To be done: Restate word for word the lines from the one containing "Transcribe the text in this document." through the end of the listing below, with both ends included.

Data excerpts:
────────────────────────────────────────
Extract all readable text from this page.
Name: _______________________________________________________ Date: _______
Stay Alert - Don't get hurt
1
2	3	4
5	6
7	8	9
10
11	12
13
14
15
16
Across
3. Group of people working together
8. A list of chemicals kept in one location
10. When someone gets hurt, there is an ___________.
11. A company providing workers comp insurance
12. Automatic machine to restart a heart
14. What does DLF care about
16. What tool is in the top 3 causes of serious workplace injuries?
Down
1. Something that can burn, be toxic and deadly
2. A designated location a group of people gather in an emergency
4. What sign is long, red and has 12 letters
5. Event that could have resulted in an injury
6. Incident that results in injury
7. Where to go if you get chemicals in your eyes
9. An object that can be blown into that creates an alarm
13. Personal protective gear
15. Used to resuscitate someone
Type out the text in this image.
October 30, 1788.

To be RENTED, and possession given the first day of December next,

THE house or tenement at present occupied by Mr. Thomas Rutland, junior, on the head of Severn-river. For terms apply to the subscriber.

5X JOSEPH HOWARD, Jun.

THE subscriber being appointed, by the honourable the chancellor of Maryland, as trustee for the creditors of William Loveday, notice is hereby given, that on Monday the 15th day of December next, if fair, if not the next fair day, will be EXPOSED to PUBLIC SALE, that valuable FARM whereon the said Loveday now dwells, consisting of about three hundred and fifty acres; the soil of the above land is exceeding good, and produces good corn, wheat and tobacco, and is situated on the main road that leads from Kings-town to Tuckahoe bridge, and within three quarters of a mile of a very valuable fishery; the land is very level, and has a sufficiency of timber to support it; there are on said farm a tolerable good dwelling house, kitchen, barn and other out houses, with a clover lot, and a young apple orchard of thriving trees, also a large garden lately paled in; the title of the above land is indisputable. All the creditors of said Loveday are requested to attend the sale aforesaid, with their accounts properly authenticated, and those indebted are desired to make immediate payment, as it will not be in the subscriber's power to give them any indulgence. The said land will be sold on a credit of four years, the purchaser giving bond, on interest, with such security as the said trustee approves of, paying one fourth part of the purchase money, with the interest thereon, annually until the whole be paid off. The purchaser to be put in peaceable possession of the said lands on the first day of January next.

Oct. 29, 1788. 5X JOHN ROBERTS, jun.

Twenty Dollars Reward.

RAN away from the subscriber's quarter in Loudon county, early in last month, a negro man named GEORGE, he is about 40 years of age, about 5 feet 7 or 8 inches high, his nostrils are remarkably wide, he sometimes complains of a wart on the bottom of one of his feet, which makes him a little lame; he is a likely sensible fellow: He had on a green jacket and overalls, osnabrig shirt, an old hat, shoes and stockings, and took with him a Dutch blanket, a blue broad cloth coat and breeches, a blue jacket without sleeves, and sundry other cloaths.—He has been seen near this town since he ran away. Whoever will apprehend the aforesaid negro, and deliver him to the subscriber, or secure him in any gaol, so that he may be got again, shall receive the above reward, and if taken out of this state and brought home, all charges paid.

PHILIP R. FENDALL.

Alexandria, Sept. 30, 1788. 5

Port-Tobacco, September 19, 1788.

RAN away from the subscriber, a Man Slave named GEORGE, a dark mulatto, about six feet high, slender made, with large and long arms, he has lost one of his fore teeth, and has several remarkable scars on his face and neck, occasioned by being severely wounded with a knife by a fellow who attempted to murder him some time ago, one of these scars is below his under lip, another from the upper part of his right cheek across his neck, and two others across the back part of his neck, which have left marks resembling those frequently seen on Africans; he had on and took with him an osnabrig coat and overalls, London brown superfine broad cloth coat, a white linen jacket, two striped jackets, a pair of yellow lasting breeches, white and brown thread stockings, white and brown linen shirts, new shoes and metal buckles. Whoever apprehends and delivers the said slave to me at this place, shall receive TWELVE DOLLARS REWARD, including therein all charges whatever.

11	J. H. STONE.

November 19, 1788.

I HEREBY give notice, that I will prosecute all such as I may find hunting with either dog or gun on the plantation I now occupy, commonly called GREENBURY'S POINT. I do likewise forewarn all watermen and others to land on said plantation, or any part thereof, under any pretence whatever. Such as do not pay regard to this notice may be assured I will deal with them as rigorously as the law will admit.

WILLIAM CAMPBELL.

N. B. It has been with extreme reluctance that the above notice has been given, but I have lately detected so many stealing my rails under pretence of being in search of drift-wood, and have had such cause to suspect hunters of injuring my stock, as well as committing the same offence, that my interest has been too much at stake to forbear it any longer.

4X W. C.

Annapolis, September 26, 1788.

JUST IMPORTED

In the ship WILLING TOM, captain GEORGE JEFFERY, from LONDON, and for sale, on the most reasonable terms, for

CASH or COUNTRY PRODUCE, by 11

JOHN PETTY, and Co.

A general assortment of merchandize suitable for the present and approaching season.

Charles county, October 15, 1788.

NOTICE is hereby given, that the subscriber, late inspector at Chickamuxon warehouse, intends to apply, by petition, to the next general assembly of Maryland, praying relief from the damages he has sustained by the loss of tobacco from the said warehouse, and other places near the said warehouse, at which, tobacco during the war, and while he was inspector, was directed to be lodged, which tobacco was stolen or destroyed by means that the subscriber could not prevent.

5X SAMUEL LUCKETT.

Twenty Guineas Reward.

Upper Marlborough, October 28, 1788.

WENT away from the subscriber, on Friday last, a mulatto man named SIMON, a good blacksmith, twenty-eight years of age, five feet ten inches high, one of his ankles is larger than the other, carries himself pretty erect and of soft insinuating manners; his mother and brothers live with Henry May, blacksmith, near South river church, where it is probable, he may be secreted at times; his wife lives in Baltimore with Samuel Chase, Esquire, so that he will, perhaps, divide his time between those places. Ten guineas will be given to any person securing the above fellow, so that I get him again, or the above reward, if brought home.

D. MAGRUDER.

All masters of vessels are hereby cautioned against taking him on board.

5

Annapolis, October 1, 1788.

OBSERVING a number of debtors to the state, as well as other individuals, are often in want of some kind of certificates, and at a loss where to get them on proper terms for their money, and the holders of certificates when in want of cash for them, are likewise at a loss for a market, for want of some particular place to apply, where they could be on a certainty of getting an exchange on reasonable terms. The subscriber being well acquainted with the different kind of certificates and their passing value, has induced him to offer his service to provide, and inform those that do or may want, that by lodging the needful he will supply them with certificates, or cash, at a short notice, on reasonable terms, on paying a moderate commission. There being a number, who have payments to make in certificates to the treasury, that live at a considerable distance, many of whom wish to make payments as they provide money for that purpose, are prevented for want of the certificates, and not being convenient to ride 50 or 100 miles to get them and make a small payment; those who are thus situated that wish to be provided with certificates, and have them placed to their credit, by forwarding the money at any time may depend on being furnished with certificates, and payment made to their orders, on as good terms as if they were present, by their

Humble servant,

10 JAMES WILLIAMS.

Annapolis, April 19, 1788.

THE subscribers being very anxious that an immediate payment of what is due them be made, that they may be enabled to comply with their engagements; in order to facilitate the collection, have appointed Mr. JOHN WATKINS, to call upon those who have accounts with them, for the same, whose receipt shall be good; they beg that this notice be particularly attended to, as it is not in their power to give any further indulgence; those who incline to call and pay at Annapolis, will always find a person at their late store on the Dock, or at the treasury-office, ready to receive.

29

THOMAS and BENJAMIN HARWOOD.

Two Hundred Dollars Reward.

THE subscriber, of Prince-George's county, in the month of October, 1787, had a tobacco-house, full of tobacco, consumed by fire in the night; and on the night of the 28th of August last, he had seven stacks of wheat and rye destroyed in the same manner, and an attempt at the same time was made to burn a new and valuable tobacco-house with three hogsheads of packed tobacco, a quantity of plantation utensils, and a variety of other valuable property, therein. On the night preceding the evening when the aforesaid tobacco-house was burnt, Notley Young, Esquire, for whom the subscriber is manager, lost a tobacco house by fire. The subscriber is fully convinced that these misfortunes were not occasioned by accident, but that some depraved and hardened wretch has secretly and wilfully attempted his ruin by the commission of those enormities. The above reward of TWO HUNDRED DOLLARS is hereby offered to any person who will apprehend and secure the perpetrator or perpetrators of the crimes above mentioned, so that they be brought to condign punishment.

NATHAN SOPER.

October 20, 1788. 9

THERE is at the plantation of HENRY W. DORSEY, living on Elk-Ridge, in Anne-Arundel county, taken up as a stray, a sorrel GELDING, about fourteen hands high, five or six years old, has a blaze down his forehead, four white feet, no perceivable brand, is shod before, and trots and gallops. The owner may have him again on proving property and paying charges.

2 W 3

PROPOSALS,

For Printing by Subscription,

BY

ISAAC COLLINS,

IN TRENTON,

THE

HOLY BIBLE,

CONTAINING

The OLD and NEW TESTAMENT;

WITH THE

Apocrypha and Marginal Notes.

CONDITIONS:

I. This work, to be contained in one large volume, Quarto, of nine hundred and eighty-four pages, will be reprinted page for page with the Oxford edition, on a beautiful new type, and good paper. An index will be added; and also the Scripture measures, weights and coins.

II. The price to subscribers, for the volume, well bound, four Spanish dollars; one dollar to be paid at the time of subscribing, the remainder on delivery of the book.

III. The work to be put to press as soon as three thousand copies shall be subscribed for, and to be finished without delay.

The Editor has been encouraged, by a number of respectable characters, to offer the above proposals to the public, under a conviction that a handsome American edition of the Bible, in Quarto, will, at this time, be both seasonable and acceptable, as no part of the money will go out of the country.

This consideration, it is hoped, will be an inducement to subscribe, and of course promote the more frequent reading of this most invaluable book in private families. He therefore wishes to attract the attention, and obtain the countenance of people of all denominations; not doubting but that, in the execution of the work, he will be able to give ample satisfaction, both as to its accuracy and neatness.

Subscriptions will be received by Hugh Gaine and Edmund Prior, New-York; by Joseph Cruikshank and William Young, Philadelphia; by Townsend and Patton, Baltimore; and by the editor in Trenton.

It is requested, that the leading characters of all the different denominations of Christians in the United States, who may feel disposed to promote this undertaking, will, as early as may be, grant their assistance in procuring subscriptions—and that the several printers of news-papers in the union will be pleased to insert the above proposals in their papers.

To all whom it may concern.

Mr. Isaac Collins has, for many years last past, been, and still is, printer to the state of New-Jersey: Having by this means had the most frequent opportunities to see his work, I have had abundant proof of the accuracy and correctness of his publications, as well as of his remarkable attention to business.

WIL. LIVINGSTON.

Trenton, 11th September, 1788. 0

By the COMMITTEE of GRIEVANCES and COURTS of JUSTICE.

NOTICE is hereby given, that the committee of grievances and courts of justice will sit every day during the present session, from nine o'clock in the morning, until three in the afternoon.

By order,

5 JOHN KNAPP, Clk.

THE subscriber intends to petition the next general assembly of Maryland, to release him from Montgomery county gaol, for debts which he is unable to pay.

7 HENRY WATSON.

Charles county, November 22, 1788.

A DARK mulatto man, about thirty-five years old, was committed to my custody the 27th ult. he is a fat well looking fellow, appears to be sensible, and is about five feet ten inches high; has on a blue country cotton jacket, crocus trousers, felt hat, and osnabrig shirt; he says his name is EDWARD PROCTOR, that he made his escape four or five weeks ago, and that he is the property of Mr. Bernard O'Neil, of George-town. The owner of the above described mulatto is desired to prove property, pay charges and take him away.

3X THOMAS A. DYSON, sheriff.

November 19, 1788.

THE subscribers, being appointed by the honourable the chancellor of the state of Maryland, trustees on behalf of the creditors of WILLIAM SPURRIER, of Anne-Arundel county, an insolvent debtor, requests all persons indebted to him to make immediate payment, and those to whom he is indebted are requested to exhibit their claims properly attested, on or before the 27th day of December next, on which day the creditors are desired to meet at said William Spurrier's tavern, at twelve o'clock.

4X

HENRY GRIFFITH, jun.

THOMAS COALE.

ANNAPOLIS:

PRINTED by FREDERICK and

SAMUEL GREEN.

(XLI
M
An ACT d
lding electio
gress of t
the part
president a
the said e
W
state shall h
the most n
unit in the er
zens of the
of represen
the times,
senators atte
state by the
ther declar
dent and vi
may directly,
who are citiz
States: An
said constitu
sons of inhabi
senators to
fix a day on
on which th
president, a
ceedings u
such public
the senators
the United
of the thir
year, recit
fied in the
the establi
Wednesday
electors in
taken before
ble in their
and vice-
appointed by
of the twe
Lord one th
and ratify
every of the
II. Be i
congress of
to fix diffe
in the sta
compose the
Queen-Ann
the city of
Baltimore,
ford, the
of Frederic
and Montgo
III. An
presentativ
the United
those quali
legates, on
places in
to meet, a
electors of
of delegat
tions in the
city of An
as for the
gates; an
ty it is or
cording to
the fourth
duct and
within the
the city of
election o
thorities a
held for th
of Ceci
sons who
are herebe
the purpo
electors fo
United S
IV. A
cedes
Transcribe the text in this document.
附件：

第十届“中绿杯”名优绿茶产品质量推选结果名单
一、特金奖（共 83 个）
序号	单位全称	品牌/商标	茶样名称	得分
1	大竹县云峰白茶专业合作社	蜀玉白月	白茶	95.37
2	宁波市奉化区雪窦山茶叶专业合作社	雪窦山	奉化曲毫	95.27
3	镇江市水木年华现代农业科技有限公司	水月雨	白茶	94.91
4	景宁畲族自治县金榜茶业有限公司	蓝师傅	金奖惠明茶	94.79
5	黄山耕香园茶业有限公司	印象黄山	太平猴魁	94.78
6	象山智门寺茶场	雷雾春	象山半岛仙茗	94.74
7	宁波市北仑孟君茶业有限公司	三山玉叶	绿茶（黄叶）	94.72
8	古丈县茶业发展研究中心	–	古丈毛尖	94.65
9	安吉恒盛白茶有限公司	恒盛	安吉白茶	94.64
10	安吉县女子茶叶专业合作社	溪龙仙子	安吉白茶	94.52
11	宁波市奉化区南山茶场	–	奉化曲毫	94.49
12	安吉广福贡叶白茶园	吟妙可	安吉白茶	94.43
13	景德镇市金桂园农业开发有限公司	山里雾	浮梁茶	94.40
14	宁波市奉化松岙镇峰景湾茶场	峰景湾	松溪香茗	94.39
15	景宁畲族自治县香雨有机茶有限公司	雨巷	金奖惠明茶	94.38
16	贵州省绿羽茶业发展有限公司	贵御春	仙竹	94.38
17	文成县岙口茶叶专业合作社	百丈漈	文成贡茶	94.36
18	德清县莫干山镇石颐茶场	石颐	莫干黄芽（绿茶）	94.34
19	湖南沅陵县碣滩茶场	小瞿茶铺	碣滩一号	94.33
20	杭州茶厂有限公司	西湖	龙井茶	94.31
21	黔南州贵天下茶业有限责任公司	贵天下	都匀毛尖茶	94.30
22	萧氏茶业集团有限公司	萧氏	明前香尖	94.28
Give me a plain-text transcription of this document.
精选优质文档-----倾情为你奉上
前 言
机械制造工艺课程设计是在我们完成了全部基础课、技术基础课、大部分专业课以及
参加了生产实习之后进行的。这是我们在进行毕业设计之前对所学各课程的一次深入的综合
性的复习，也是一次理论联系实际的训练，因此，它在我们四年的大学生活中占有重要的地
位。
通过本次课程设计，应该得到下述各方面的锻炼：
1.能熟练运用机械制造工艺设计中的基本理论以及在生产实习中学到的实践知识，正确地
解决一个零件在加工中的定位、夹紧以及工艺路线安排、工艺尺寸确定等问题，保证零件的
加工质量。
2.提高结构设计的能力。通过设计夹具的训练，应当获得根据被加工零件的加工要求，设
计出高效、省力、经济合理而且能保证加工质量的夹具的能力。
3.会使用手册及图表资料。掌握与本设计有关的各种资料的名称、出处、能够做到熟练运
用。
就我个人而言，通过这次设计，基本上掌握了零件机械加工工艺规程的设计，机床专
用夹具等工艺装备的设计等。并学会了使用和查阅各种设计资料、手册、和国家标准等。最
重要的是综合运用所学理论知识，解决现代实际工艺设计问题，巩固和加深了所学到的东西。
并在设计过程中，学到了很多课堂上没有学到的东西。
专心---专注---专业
────────────────────────────────────────
Response to the exercise:
Transcribe the text in this document.
附件：

第十届“中绿杯”名优绿茶产品质量推选结果名单
一、特金奖（共 83 个）
序号	单位全称	品牌/商标	茶样名称	得分
1	大竹县云峰白茶专业合作社	蜀玉白月	白茶	95.37
2	宁波市奉化区雪窦山茶叶专业合作社	雪窦山	奉化曲毫	95.27
3	镇江市水木年华现代农业科技有限公司	水月雨	白茶	94.91
4	景宁畲族自治县金榜茶业有限公司	蓝师傅	金奖惠明茶	94.79
5	黄山耕香园茶业有限公司	印象黄山	太平猴魁	94.78
6	象山智门寺茶场	雷雾春	象山半岛仙茗	94.74
7	宁波市北仑孟君茶业有限公司	三山玉叶	绿茶（黄叶）	94.72
8	古丈县茶业发展研究中心	–	古丈毛尖	94.65
9	安吉恒盛白茶有限公司	恒盛	安吉白茶	94.64
10	安吉县女子茶叶专业合作社	溪龙仙子	安吉白茶	94.52
11	宁波市奉化区南山茶场	–	奉化曲毫	94.49
12	安吉广福贡叶白茶园	吟妙可	安吉白茶	94.43
13	景德镇市金桂园农业开发有限公司	山里雾	浮梁茶	94.40
14	宁波市奉化松岙镇峰景湾茶场	峰景湾	松溪香茗	94.39
15	景宁畲族自治县香雨有机茶有限公司	雨巷	金奖惠明茶	94.38
16	贵州省绿羽茶业发展有限公司	贵御春	仙竹	94.38
17	文成县岙口茶叶专业合作社	百丈漈	文成贡茶	94.36
18	德清县莫干山镇石颐茶场	石颐	莫干黄芽（绿茶）	94.34
19	湖南沅陵县碣滩茶场	小瞿茶铺	碣滩一号	94.33
20	杭州茶厂有限公司	西湖	龙井茶	94.31
21	黔南州贵天下茶业有限责任公司	贵天下	都匀毛尖茶	94.30
22	萧氏茶业集团有限公司	萧氏	明前香尖	94.28
Give me a plain-text transcription of this document.
精选优质文档-----倾情为你奉上
前 言
机械制造工艺课程设计是在我们完成了全部基础课、技术基础课、大部分专业课以及
参加了生产实习之后进行的。这是我们在进行毕业设计之前对所学各课程的一次深入的综合
性的复习，也是一次理论联系实际的训练，因此，它在我们四年的大学生活中占有重要的地
位。
通过本次课程设计，应该得到下述各方面的锻炼：
1.能熟练运用机械制造工艺设计中的基本理论以及在生产实习中学到的实践知识，正确地
解决一个零件在加工中的定位、夹紧以及工艺路线安排、工艺尺寸确定等问题，保证零件的
加工质量。
2.提高结构设计的能力。通过设计夹具的训练，应当获得根据被加工零件的加工要求，设
计出高效、省力、经济合理而且能保证加工质量的夹具的能力。
3.会使用手册及图表资料。掌握与本设计有关的各种资料的名称、出处、能够做到熟练运
用。
就我个人而言，通过这次设计，基本上掌握了零件机械加工工艺规程的设计，机床专
用夹具等工艺装备的设计等。并学会了使用和查阅各种设计资料、手册、和国家标准等。最
重要的是综合运用所学理论知识，解决现代实际工艺设计问题，巩固和加深了所学到的东西。
并在设计过程中，学到了很多课堂上没有学到的东西。
专心---专注---专业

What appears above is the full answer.